Locate every line in the records below that holds the word "JSON" and return each one.

▶ [INPUT]
+-------+

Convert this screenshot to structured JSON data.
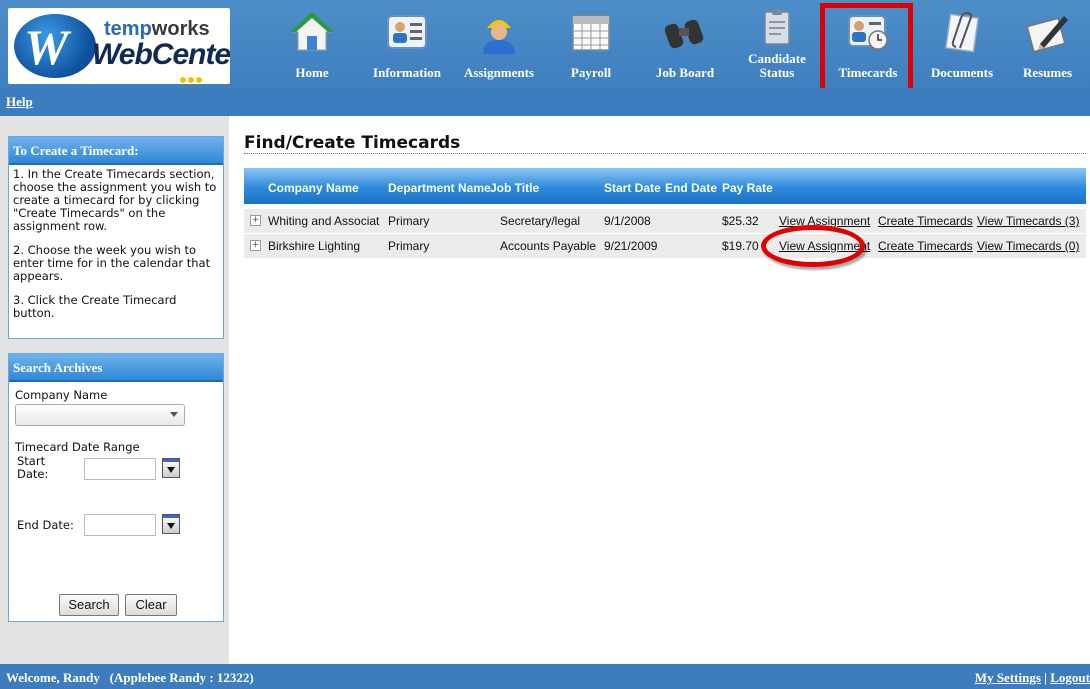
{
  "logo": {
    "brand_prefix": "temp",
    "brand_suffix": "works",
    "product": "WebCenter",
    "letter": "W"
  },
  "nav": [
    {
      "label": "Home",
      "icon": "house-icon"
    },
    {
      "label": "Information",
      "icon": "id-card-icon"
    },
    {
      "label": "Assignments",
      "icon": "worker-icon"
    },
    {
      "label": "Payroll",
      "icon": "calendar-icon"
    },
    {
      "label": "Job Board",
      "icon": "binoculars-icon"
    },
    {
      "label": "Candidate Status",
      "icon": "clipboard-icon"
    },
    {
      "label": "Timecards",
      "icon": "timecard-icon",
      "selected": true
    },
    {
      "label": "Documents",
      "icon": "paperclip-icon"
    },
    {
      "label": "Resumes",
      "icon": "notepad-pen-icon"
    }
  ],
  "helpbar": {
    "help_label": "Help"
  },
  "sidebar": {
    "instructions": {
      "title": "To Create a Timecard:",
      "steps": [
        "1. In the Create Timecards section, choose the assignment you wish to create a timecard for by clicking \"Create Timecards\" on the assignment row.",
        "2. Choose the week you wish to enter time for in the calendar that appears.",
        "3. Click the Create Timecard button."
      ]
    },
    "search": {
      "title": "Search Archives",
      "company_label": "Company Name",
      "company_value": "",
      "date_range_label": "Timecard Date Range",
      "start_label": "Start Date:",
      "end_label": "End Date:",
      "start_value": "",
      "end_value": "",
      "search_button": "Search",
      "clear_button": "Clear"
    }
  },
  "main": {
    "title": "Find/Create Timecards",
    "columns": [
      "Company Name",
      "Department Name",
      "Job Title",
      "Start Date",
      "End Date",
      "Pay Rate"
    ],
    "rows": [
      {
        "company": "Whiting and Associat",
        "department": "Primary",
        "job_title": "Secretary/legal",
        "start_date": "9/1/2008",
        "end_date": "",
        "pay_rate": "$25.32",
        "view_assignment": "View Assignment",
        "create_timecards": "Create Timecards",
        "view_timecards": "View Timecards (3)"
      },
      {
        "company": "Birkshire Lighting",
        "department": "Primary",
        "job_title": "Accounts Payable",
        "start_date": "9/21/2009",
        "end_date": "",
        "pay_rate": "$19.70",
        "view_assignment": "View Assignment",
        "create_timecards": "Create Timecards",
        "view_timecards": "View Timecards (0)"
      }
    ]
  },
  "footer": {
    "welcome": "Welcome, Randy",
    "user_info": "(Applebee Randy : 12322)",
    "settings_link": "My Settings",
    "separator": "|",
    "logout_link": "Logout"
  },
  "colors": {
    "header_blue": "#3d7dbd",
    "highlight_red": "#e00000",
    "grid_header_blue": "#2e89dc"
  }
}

+-------+

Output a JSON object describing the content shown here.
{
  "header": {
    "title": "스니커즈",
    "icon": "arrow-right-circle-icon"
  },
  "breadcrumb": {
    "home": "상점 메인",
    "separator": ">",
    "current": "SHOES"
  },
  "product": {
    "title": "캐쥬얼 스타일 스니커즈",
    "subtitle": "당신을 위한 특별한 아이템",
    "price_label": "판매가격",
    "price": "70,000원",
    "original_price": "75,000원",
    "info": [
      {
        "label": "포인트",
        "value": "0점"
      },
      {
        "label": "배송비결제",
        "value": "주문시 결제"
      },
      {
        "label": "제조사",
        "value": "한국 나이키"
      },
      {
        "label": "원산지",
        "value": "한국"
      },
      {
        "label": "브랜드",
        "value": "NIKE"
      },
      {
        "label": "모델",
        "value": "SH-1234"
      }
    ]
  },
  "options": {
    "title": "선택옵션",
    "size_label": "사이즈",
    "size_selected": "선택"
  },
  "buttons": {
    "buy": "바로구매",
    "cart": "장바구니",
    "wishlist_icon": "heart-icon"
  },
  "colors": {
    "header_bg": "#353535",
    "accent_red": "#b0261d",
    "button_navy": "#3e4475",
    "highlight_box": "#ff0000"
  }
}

+-------+

▶ [RESULT OF THE TASK]
Convert this screenshot to structured JSON data.
Output a JSON object describing the content shown here.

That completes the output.